### Available data
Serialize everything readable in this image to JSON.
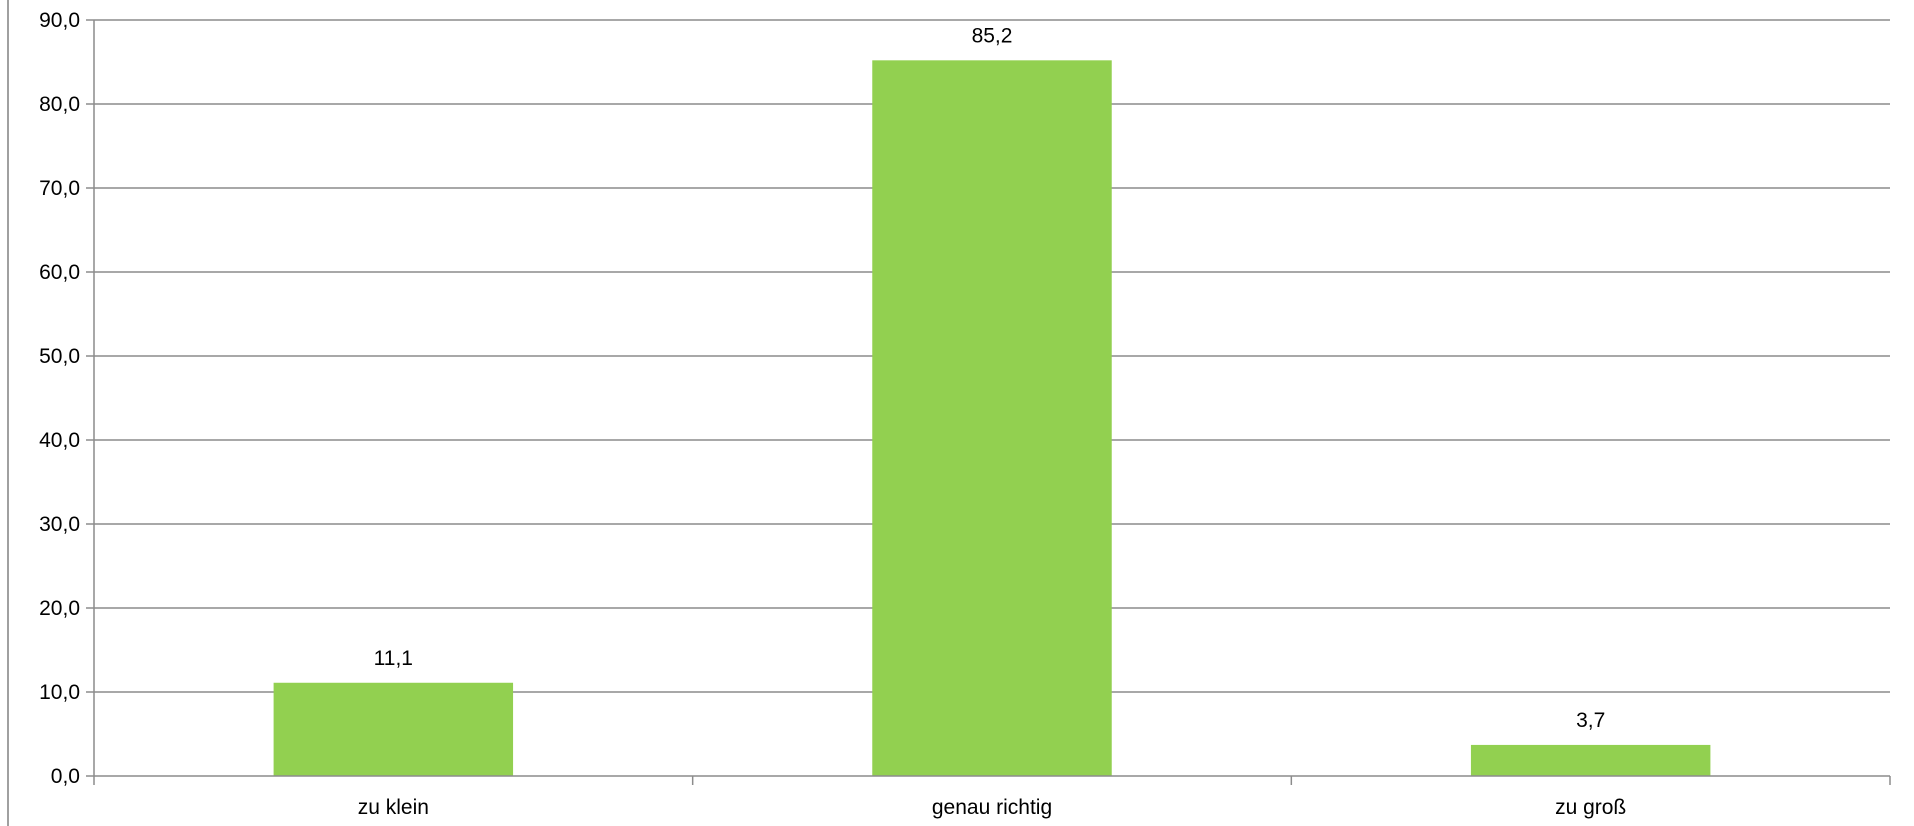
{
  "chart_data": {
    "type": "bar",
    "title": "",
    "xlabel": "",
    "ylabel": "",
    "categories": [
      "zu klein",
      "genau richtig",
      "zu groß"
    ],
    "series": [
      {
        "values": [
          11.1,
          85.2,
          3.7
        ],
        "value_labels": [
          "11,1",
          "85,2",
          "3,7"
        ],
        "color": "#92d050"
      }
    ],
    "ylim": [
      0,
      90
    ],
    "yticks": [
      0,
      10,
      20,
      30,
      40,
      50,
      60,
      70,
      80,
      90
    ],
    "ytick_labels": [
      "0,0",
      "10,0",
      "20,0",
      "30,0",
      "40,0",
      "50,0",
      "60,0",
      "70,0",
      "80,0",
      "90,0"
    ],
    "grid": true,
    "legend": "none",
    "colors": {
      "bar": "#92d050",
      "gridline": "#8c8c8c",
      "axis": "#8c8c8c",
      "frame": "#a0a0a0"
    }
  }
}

### Your task
Output all of the data exactly as it stands, minus any images.

### Expected answer
Serialize everything readable in this image to JSON.
{
  "chart_data": {
    "type": "bar",
    "title": "",
    "xlabel": "",
    "ylabel": "",
    "categories": [
      "zu klein",
      "genau richtig",
      "zu groß"
    ],
    "series": [
      {
        "values": [
          11.1,
          85.2,
          3.7
        ],
        "value_labels": [
          "11,1",
          "85,2",
          "3,7"
        ],
        "color": "#92d050"
      }
    ],
    "ylim": [
      0,
      90
    ],
    "yticks": [
      0,
      10,
      20,
      30,
      40,
      50,
      60,
      70,
      80,
      90
    ],
    "ytick_labels": [
      "0,0",
      "10,0",
      "20,0",
      "30,0",
      "40,0",
      "50,0",
      "60,0",
      "70,0",
      "80,0",
      "90,0"
    ],
    "grid": true,
    "legend": "none",
    "colors": {
      "bar": "#92d050",
      "gridline": "#8c8c8c",
      "axis": "#8c8c8c",
      "frame": "#a0a0a0"
    }
  }
}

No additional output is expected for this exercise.